## Extract
--------------------------------


  19. I liked that one, too. Really, I should have said in the review that I thought that whole section one of the best.
    I’d like to say something more specific about that Solidarity Hall piece. But my general reaction is that although in a longer review I would express certain disagreements with GW here and there, I strongly disagree that the book is fundamentally wrong-headed in the way that the Solidarity writer says.

  20. Btw, Janet, it’s available on Kindle, too. But that’s still money. That’s the way I read it, and I don’t particularly recommend doing so, although you seem to be more comfortable reading on the Kindle than I am.

  21. Some Kindle books can be lent. This one probably can’t, but could you check?
    AMDG

  22. I don’t know how. 🙂 I will ask to ask my wife, who has all power over the Kindle.

  23. My qualms with the book echo Signorelli’s almost exactly, but I wouldn’t draw Wolfe’s ‘inconsistency’ so starkly. At that point in the book where Wolfe disagrees with Richard Weaver over modern music and art, I come down on the side of Weaver. And while I think that Wolfe’s acceptance of modernity in art and music undercuts his other primary argument, I don’t think it necessarily does so fatally.

  24. That’s exactly where I disagree with Signorelli. I grant that he has a point with respect to certain art and artists. But I think he’s way way overstating the case. I would have to go back and find the Weaver reference to say anything about it, but I think I’m at most in half-agreement with Weaver.
    The thing is, you can’t just shove aside the prevailing practices in the arts by sheer force of will, unless maybe you’re a genuine genius, of which I can’t think of any in the last 100 years or so. I sympathize, but it just doesn’t work.

  25. I haven’t read Wolfe’s book, so I don’t really know how to evaluate Signorelli’s argument. I am sympathetic to his (Signorelli’s) general view that much of modern art is sick, but I am not convinced that nothing good can come from it.

--------------------------------

## Extracted information
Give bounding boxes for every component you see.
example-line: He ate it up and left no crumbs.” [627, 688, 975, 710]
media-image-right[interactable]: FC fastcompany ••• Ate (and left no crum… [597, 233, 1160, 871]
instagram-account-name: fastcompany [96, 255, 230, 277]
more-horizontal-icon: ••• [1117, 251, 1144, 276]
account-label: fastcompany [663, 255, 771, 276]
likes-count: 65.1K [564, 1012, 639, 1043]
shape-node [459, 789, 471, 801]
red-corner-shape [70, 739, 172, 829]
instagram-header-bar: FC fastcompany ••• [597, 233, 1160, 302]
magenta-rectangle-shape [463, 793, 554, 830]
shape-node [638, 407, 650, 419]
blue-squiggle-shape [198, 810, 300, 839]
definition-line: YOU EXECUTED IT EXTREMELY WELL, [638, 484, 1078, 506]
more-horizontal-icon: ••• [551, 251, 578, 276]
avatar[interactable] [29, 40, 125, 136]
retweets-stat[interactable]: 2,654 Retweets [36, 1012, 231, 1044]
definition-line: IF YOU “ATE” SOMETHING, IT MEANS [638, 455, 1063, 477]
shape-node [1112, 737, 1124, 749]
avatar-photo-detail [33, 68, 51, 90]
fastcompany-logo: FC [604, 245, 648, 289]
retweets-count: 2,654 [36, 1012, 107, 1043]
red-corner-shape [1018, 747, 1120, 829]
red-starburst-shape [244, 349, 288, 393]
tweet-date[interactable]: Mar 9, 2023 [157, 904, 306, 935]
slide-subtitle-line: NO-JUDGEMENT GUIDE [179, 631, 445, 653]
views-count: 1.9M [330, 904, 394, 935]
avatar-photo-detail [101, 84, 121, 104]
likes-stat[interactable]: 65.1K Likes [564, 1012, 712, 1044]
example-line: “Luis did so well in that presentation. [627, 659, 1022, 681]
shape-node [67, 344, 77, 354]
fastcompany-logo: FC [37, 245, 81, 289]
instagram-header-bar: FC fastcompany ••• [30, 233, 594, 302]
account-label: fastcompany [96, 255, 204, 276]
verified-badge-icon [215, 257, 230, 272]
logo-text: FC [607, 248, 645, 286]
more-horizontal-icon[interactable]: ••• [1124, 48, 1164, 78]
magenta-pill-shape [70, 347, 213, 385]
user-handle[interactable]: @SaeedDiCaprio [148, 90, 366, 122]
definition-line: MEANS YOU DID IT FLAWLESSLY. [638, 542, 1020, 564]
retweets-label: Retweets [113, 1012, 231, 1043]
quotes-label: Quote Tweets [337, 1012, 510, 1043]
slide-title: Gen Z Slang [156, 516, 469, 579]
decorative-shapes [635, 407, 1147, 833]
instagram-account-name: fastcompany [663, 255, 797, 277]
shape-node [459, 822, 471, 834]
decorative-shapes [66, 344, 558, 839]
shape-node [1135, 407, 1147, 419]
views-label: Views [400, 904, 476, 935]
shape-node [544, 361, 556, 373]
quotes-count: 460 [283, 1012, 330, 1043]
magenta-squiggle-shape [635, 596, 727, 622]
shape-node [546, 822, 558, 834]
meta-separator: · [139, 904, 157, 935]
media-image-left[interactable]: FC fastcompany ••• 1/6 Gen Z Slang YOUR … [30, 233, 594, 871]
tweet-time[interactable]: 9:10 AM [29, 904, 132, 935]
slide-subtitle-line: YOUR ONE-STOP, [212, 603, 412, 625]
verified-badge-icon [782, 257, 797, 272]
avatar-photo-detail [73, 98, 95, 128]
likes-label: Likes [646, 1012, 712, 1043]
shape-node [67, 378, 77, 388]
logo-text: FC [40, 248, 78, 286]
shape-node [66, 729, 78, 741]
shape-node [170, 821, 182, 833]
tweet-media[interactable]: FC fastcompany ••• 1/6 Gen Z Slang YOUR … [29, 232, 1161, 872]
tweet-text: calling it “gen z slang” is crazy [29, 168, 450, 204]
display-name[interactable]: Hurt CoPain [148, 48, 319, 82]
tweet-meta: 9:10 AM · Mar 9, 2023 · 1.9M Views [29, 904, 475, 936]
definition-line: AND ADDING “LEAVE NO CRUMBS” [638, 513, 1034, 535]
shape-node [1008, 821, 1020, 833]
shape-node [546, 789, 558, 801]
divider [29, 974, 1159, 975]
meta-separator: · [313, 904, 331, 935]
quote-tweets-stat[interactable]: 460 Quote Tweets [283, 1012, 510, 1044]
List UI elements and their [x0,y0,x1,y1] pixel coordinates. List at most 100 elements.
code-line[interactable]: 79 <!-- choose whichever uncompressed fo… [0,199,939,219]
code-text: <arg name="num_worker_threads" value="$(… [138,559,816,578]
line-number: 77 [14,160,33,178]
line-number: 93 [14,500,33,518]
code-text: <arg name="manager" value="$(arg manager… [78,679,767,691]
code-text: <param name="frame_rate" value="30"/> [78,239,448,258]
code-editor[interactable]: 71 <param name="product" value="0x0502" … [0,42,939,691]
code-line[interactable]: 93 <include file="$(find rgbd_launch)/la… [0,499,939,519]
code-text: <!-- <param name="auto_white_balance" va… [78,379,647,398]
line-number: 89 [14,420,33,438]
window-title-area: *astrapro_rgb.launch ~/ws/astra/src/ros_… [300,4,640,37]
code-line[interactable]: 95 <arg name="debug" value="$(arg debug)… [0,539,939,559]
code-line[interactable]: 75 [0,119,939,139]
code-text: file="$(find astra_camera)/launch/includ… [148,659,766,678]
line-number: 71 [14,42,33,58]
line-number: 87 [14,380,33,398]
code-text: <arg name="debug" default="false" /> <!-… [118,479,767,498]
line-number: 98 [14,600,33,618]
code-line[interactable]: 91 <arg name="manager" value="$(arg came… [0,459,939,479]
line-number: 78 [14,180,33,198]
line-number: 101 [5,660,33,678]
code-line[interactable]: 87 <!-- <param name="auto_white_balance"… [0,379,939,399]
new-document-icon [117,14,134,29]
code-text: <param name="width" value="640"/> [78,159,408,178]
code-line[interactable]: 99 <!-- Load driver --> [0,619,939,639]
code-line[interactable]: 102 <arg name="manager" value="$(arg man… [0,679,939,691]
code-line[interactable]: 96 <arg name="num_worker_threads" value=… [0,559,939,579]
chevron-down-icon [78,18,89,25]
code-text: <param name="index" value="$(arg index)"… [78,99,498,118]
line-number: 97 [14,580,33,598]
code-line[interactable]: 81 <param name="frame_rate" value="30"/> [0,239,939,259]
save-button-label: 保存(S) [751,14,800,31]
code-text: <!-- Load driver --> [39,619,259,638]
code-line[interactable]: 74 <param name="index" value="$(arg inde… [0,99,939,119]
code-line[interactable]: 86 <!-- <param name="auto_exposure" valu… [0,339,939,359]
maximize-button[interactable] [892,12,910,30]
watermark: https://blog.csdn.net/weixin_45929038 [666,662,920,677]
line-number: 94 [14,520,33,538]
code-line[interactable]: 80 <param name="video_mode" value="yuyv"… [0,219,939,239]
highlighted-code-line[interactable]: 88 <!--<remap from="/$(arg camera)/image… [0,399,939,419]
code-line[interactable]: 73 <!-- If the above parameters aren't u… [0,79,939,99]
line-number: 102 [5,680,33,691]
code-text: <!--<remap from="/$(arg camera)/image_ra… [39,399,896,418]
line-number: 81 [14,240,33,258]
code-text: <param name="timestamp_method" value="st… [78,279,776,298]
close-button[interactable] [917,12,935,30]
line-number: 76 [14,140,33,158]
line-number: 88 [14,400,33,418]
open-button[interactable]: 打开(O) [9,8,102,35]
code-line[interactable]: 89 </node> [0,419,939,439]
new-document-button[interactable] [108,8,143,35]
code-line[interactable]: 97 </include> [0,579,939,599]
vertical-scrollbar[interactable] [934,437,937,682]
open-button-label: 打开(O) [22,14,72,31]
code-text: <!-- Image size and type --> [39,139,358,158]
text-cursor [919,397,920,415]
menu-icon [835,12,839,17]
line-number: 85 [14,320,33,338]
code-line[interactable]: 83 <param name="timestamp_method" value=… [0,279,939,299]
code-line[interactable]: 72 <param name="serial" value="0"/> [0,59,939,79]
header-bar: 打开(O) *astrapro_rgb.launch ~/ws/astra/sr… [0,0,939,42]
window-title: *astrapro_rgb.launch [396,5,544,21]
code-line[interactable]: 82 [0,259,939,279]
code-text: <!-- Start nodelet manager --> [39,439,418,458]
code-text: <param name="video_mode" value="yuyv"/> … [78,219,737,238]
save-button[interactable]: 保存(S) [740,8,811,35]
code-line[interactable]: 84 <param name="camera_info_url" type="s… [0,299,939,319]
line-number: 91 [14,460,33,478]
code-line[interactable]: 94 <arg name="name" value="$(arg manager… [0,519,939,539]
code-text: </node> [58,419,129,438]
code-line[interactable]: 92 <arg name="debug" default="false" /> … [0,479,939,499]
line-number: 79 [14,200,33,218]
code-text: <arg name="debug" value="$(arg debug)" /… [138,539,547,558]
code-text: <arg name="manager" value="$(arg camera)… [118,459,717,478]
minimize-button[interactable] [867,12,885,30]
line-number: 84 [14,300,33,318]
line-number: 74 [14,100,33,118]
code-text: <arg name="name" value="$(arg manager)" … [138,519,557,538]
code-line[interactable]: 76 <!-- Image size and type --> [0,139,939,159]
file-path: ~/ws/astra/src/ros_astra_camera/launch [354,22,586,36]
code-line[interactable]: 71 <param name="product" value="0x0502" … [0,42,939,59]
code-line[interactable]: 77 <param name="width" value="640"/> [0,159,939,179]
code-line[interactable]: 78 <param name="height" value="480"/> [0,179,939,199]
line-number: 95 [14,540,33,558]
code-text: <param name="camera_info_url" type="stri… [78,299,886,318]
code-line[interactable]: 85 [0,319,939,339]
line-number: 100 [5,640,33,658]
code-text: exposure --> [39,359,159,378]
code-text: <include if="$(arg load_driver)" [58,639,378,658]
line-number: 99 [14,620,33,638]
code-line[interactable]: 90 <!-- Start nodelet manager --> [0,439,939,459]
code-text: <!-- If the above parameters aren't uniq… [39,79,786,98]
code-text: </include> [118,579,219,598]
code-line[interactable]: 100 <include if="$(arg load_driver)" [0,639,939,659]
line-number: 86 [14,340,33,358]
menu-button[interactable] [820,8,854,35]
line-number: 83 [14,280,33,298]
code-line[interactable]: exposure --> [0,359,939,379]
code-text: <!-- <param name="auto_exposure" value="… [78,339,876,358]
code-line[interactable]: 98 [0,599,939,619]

--------------------------------

## Exercise aim
In the comment thread about Wolfe's book, who does the writer of comment 22 say has all power over the Kindle?

## Solution
The writer's wife.